What you need to do — Below is some material; transcribe all of it exactly.

===== Dataset

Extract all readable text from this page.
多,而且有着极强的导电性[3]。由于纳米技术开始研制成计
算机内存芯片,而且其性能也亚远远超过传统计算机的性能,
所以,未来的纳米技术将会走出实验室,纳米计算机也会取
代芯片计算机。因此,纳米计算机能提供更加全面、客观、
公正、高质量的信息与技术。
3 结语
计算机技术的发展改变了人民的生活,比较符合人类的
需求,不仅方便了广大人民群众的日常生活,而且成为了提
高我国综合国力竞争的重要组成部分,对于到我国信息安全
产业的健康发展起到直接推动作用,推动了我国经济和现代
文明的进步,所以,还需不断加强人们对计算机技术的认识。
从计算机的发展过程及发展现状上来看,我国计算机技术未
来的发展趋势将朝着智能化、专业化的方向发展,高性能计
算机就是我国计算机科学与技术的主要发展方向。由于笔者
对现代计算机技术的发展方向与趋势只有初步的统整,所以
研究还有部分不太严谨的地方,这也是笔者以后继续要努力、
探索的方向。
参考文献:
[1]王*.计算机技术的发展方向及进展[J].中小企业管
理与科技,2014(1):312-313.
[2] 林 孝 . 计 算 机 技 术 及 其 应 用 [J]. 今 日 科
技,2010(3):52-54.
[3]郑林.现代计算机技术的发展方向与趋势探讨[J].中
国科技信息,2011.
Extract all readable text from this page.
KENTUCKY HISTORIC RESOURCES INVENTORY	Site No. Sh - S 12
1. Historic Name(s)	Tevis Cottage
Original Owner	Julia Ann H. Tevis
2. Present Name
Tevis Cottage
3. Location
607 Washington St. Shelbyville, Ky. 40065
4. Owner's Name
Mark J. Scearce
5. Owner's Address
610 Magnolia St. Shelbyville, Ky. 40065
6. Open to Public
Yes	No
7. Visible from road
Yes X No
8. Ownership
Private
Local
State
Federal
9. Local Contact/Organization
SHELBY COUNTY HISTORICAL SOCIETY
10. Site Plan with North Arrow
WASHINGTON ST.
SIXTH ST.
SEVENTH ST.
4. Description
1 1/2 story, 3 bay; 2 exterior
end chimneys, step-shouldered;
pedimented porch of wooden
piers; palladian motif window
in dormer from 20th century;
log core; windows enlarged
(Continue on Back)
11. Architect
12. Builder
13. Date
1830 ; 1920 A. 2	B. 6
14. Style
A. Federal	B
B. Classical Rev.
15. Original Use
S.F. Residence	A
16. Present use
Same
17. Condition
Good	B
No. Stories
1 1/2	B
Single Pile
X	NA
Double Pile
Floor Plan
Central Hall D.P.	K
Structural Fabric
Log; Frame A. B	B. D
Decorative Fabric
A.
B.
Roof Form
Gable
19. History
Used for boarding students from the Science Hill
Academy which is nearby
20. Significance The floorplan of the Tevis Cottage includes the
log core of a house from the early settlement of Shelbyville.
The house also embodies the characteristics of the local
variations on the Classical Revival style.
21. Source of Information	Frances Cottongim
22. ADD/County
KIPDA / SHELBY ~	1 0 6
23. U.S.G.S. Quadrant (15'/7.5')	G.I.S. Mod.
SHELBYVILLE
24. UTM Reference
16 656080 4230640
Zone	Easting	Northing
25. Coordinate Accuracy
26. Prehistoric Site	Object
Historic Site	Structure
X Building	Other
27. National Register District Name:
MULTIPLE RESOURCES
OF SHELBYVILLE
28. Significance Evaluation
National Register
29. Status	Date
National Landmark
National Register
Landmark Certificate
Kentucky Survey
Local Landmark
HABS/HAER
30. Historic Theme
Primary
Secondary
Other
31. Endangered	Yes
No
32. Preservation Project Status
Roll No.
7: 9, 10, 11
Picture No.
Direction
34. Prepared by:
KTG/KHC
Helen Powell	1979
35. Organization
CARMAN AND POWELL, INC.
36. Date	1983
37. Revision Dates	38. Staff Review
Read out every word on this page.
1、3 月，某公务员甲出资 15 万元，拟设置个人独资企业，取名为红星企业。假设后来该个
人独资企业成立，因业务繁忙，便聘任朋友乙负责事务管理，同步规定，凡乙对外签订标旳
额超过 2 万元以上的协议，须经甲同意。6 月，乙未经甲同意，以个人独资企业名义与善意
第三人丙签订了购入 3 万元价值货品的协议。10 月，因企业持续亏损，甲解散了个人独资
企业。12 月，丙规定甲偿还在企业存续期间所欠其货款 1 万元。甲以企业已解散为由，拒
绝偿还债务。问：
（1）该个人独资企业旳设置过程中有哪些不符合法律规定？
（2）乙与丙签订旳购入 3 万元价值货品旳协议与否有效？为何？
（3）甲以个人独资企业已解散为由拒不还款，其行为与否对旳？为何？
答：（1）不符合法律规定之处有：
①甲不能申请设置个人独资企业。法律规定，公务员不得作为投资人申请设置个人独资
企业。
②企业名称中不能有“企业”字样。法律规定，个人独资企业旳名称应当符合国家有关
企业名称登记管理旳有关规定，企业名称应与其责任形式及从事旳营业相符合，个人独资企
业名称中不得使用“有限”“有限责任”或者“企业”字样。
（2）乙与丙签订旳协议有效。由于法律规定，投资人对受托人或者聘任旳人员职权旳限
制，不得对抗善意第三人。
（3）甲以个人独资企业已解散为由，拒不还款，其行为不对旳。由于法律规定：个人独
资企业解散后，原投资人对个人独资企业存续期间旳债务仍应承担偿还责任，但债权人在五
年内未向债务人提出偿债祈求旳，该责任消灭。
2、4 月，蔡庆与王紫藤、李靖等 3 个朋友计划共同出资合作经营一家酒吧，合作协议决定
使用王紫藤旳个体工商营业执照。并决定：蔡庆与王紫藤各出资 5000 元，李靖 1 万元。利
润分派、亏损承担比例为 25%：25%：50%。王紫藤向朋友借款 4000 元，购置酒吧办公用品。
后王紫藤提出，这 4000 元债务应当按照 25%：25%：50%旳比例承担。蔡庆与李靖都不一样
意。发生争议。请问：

==========

Task answer —
Extract all readable text from this page.
多,而且有着极强的导电性[3]。由于纳米技术开始研制成计
算机内存芯片,而且其性能也亚远远超过传统计算机的性能,
所以,未来的纳米技术将会走出实验室,纳米计算机也会取
代芯片计算机。因此,纳米计算机能提供更加全面、客观、
公正、高质量的信息与技术。
3 结语
计算机技术的发展改变了人民的生活,比较符合人类的
需求,不仅方便了广大人民群众的日常生活,而且成为了提
高我国综合国力竞争的重要组成部分,对于到我国信息安全
产业的健康发展起到直接推动作用,推动了我国经济和现代
文明的进步,所以,还需不断加强人们对计算机技术的认识。
从计算机的发展过程及发展现状上来看,我国计算机技术未
来的发展趋势将朝着智能化、专业化的方向发展,高性能计
算机就是我国计算机科学与技术的主要发展方向。由于笔者
对现代计算机技术的发展方向与趋势只有初步的统整,所以
研究还有部分不太严谨的地方,这也是笔者以后继续要努力、
探索的方向。
参考文献:
[1]王*.计算机技术的发展方向及进展[J].中小企业管
理与科技,2014(1):312-313.
[2] 林 孝 . 计 算 机 技 术 及 其 应 用 [J]. 今 日 科
技,2010(3):52-54.
[3]郑林.现代计算机技术的发展方向与趋势探讨[J].中
国科技信息,2011.
Extract all readable text from this page.
KENTUCKY HISTORIC RESOURCES INVENTORY	Site No. Sh - S 12
1. Historic Name(s)	Tevis Cottage
Original Owner	Julia Ann H. Tevis
2. Present Name
Tevis Cottage
3. Location
607 Washington St. Shelbyville, Ky. 40065
4. Owner's Name
Mark J. Scearce
5. Owner's Address
610 Magnolia St. Shelbyville, Ky. 40065
6. Open to Public
Yes	No
7. Visible from road
Yes X No
8. Ownership
Private
Local
State
Federal
9. Local Contact/Organization
SHELBY COUNTY HISTORICAL SOCIETY
10. Site Plan with North Arrow
WASHINGTON ST.
SIXTH ST.
SEVENTH ST.
4. Description
1 1/2 story, 3 bay; 2 exterior
end chimneys, step-shouldered;
pedimented porch of wooden
piers; palladian motif window
in dormer from 20th century;
log core; windows enlarged
(Continue on Back)
11. Architect
12. Builder
13. Date
1830 ; 1920 A. 2	B. 6
14. Style
A. Federal	B
B. Classical Rev.
15. Original Use
S.F. Residence	A
16. Present use
Same
17. Condition
Good	B
No. Stories
1 1/2	B
Single Pile
X	NA
Double Pile
Floor Plan
Central Hall D.P.	K
Structural Fabric
Log; Frame A. B	B. D
Decorative Fabric
A.
B.
Roof Form
Gable
19. History
Used for boarding students from the Science Hill
Academy which is nearby
20. Significance The floorplan of the Tevis Cottage includes the
log core of a house from the early settlement of Shelbyville.
The house also embodies the characteristics of the local
variations on the Classical Revival style.
21. Source of Information	Frances Cottongim
22. ADD/County
KIPDA / SHELBY ~	1 0 6
23. U.S.G.S. Quadrant (15'/7.5')	G.I.S. Mod.
SHELBYVILLE
24. UTM Reference
16 656080 4230640
Zone	Easting	Northing
25. Coordinate Accuracy
26. Prehistoric Site	Object
Historic Site	Structure
X Building	Other
27. National Register District Name:
MULTIPLE RESOURCES
OF SHELBYVILLE
28. Significance Evaluation
National Register
29. Status	Date
National Landmark
National Register
Landmark Certificate
Kentucky Survey
Local Landmark
HABS/HAER
30. Historic Theme
Primary
Secondary
Other
31. Endangered	Yes
No
32. Preservation Project Status
Roll No.
7: 9, 10, 11
Picture No.
Direction
34. Prepared by:
KTG/KHC
Helen Powell	1979
35. Organization
CARMAN AND POWELL, INC.
36. Date	1983
37. Revision Dates	38. Staff Review
Read out every word on this page.
1、3 月，某公务员甲出资 15 万元，拟设置个人独资企业，取名为红星企业。假设后来该个
人独资企业成立，因业务繁忙，便聘任朋友乙负责事务管理，同步规定，凡乙对外签订标旳
额超过 2 万元以上的协议，须经甲同意。6 月，乙未经甲同意，以个人独资企业名义与善意
第三人丙签订了购入 3 万元价值货品的协议。10 月，因企业持续亏损，甲解散了个人独资
企业。12 月，丙规定甲偿还在企业存续期间所欠其货款 1 万元。甲以企业已解散为由，拒
绝偿还债务。问：
（1）该个人独资企业旳设置过程中有哪些不符合法律规定？
（2）乙与丙签订旳购入 3 万元价值货品旳协议与否有效？为何？
（3）甲以个人独资企业已解散为由拒不还款，其行为与否对旳？为何？
答：（1）不符合法律规定之处有：
①甲不能申请设置个人独资企业。法律规定，公务员不得作为投资人申请设置个人独资
企业。
②企业名称中不能有“企业”字样。法律规定，个人独资企业旳名称应当符合国家有关
企业名称登记管理旳有关规定，企业名称应与其责任形式及从事旳营业相符合，个人独资企
业名称中不得使用“有限”“有限责任”或者“企业”字样。
（2）乙与丙签订旳协议有效。由于法律规定，投资人对受托人或者聘任旳人员职权旳限
制，不得对抗善意第三人。
（3）甲以个人独资企业已解散为由，拒不还款，其行为不对旳。由于法律规定：个人独
资企业解散后，原投资人对个人独资企业存续期间旳债务仍应承担偿还责任，但债权人在五
年内未向债务人提出偿债祈求旳，该责任消灭。
2、4 月，蔡庆与王紫藤、李靖等 3 个朋友计划共同出资合作经营一家酒吧，合作协议决定
使用王紫藤旳个体工商营业执照。并决定：蔡庆与王紫藤各出资 5000 元，李靖 1 万元。利
润分派、亏损承担比例为 25%：25%：50%。王紫藤向朋友借款 4000 元，购置酒吧办公用品。
后王紫藤提出，这 4000 元债务应当按照 25%：25%：50%旳比例承担。蔡庆与李靖都不一样
意。发生争议。请问：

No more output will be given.